* Data for this exercise *
========

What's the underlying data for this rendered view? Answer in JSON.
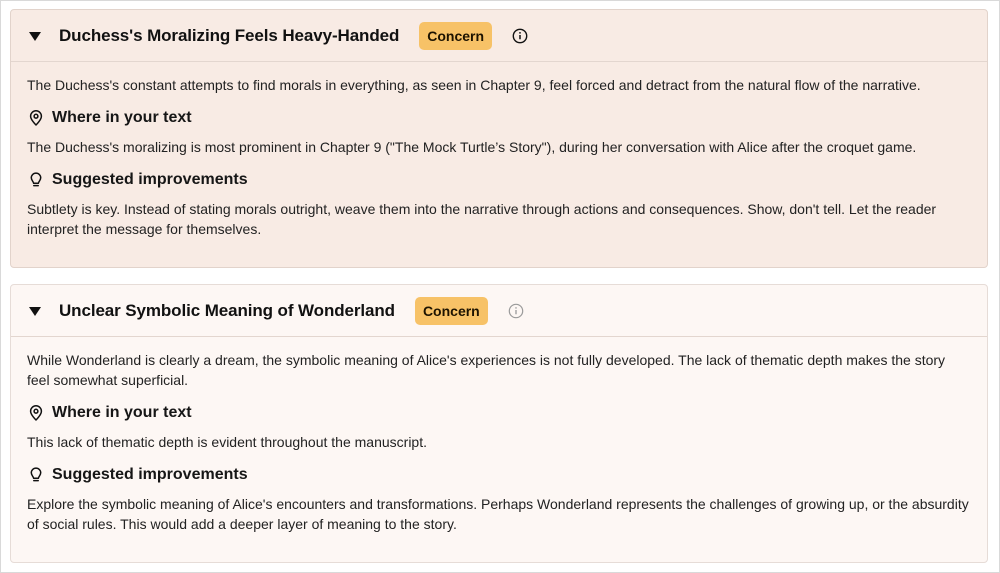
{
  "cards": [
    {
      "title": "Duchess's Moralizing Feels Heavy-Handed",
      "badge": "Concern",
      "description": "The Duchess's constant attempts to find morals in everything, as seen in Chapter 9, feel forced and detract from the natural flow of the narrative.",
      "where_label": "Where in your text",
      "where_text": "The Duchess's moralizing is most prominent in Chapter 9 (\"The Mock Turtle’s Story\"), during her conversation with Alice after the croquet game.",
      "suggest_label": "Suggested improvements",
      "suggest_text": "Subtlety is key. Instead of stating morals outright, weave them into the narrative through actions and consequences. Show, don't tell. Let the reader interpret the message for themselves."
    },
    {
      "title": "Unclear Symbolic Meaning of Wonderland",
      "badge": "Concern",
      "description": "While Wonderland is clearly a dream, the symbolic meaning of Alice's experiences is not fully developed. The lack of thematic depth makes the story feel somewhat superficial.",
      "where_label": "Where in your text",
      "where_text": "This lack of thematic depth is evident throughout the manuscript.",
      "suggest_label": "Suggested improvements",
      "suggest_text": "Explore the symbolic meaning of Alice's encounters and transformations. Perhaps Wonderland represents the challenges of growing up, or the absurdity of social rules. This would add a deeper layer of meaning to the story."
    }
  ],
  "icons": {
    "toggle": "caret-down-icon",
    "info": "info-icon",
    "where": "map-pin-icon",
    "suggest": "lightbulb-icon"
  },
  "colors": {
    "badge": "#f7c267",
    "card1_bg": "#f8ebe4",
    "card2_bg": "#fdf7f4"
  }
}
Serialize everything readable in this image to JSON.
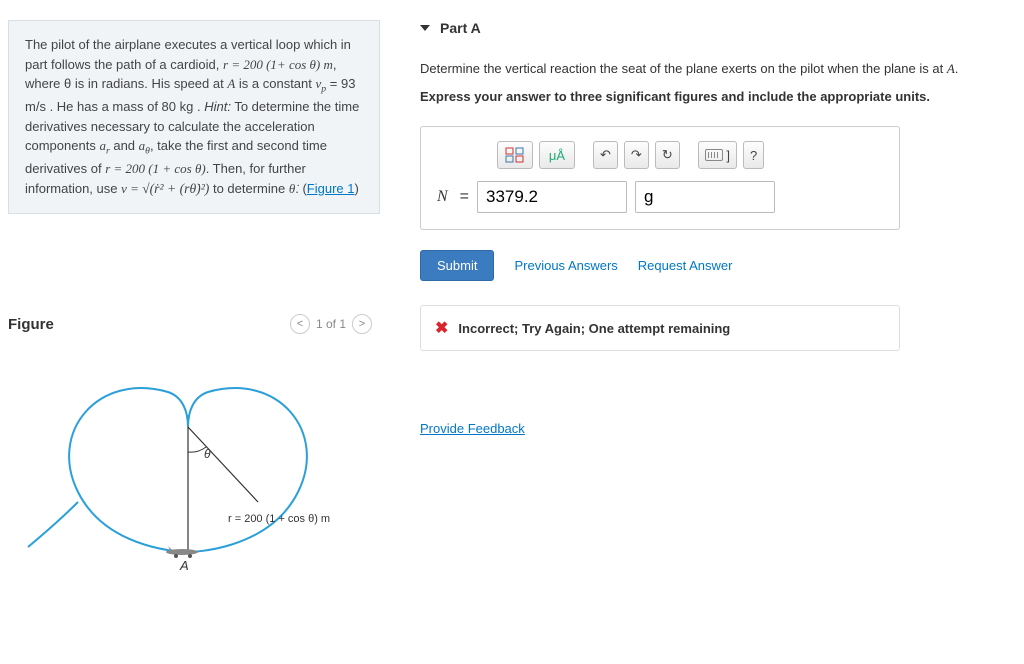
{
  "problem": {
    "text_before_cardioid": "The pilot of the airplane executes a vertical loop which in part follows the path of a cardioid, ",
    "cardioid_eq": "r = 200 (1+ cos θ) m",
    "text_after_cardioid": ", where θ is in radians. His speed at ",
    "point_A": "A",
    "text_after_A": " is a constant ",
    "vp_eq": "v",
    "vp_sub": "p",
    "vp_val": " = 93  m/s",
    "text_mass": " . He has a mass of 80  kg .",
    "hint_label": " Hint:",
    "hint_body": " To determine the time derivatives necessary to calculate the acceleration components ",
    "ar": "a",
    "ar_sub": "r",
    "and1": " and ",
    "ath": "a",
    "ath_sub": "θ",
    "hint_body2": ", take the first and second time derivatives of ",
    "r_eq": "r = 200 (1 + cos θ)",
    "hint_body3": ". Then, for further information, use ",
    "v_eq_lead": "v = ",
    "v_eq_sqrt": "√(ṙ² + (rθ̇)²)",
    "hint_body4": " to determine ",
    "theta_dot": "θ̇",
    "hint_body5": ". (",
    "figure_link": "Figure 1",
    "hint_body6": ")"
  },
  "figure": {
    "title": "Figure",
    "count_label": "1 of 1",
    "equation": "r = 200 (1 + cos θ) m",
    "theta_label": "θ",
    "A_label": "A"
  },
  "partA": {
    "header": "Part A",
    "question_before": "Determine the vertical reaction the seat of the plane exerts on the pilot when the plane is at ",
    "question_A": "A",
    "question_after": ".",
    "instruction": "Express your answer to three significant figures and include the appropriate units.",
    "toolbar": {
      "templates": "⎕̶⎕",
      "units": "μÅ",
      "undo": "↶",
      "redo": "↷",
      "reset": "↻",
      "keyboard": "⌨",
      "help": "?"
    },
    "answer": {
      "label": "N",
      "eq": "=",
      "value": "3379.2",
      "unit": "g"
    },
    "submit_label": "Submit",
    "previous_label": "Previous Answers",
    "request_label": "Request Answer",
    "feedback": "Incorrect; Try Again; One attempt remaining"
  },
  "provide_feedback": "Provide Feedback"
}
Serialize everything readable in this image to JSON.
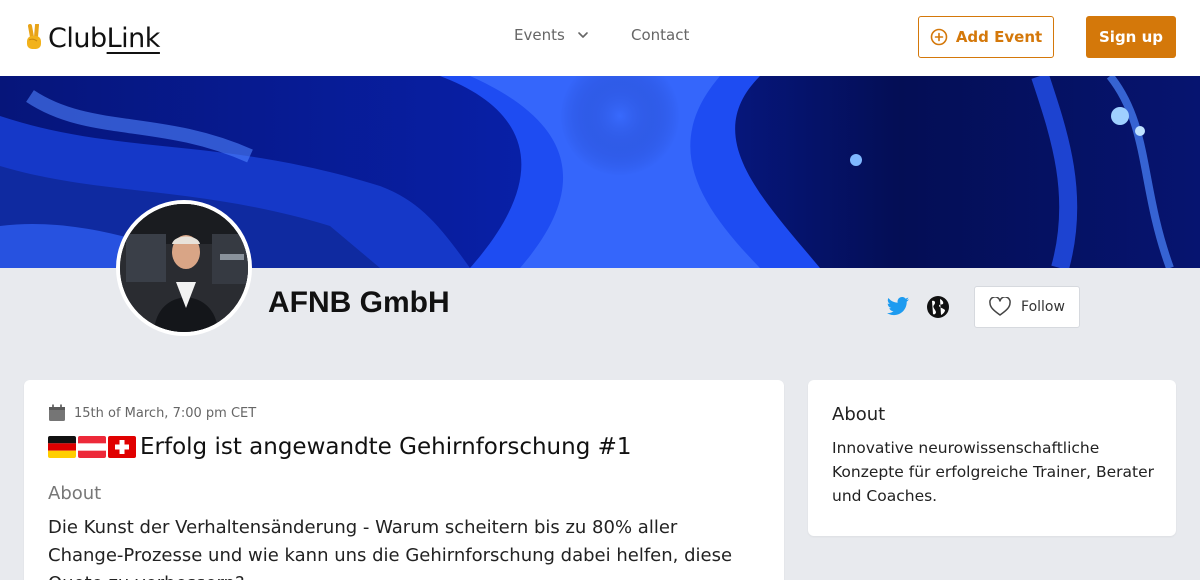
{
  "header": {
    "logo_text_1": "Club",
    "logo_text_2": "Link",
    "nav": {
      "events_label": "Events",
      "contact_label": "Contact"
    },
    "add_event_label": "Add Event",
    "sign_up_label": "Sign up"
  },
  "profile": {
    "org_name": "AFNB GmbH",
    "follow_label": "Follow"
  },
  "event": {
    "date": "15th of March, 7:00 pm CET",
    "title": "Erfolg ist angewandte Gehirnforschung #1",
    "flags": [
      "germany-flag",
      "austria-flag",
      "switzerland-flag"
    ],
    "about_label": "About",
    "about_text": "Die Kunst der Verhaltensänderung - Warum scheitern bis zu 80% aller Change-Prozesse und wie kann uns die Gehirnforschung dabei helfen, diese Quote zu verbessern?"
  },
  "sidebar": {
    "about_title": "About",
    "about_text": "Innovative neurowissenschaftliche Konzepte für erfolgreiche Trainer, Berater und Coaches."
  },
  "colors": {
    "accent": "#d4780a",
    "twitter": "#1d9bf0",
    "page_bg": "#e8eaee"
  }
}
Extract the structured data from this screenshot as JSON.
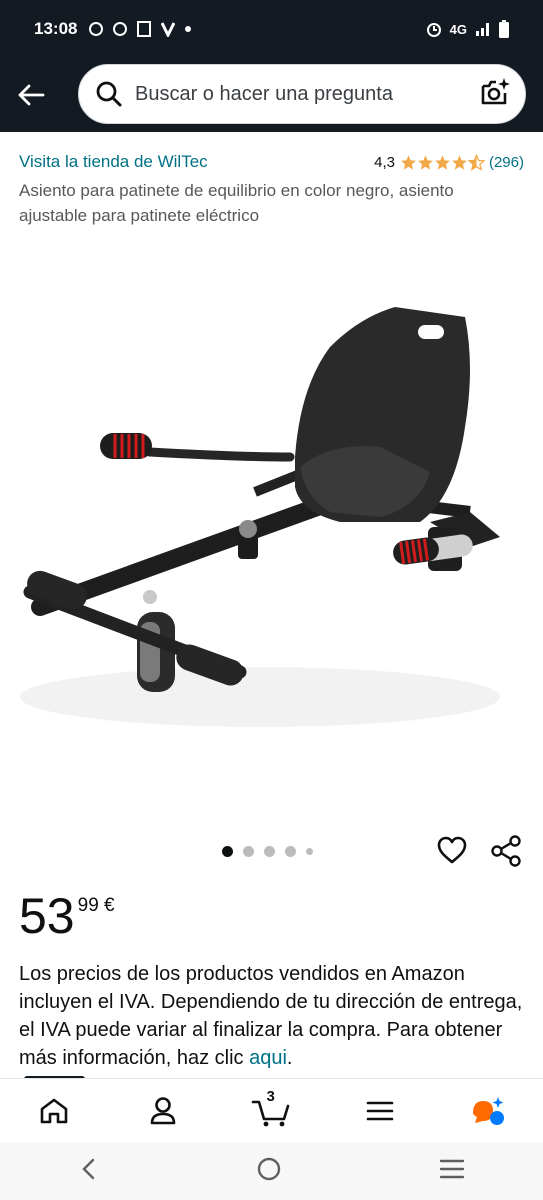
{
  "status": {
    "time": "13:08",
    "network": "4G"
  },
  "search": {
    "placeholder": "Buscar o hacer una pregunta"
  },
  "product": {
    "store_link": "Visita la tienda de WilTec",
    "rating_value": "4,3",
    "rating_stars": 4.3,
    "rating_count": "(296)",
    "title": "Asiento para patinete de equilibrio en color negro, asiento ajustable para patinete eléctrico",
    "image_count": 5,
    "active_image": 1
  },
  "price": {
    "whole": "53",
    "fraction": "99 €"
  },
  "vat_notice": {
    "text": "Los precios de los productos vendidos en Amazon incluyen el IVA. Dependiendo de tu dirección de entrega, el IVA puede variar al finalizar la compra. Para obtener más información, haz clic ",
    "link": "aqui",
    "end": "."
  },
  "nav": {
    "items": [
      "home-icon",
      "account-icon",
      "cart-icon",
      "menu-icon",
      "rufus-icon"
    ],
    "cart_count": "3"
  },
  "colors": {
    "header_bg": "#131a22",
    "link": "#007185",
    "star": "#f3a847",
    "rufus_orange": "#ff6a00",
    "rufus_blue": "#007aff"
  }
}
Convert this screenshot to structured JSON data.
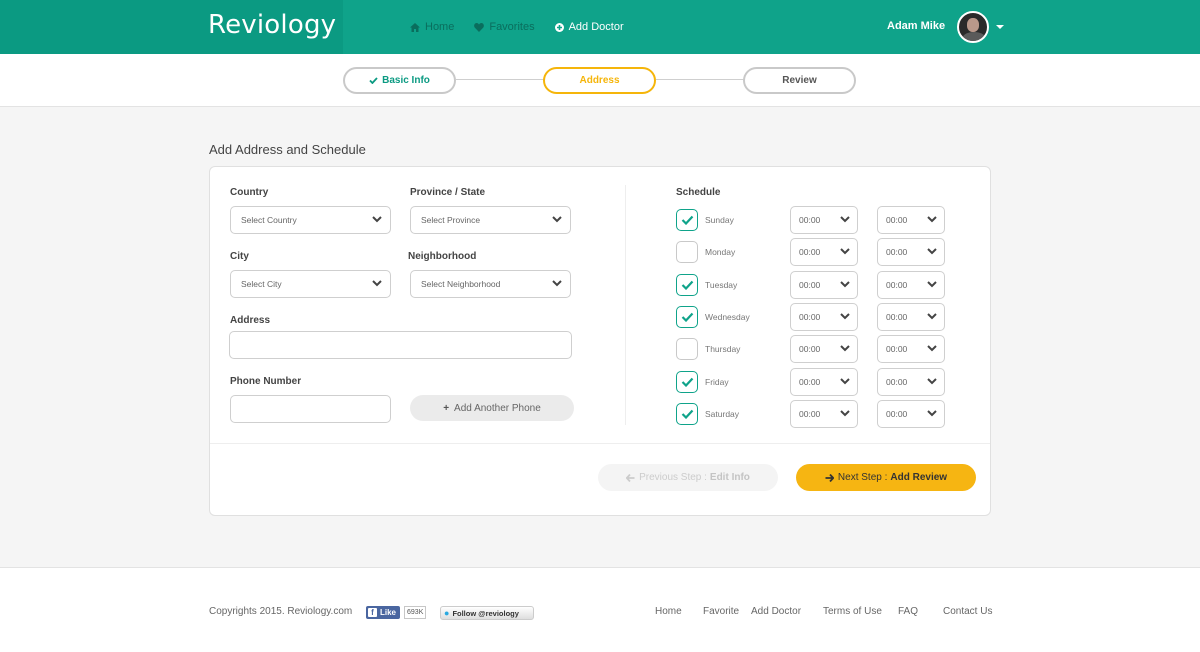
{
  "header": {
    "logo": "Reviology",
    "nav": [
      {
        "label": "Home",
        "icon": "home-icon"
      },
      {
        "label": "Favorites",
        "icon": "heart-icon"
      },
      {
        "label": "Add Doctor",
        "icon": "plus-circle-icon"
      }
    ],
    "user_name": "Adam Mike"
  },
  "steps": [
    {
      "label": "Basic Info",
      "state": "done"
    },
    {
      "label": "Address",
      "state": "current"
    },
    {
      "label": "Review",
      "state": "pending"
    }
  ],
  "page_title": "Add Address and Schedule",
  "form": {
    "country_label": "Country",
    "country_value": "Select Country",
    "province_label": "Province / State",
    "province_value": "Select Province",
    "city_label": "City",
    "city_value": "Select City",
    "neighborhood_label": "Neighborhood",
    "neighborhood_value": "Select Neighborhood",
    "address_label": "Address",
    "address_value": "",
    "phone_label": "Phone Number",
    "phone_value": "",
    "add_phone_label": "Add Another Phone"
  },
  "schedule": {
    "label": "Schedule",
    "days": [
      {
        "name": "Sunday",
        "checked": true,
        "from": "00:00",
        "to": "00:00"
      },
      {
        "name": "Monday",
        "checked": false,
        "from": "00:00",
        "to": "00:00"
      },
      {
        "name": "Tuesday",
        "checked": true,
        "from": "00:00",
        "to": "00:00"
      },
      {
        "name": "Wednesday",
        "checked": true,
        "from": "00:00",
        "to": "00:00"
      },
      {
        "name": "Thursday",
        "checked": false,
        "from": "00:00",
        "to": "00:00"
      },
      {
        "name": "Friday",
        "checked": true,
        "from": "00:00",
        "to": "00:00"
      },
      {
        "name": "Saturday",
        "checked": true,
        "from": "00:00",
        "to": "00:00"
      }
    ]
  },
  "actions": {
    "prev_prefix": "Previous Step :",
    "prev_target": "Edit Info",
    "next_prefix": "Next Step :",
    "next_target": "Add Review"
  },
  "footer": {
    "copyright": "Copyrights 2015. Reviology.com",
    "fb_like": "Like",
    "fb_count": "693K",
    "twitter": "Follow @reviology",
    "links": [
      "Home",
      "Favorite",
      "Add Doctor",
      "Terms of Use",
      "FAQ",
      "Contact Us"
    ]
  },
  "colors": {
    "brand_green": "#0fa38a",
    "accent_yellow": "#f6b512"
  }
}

========

* Your task *
Keep only those lines of the records that hold "morals", and return them.

* Answer in full *
      "description": "The Duchess's constant attempts to find morals in everything, as seen in Chapter 9, feel forced and detract from the natural flow of the narrative.",
      "suggest_text": "Subtlety is key. Instead of stating morals outright, weave them into the narrative through actions and consequences. Show, don't tell. Let the reader interpret the message for themselves."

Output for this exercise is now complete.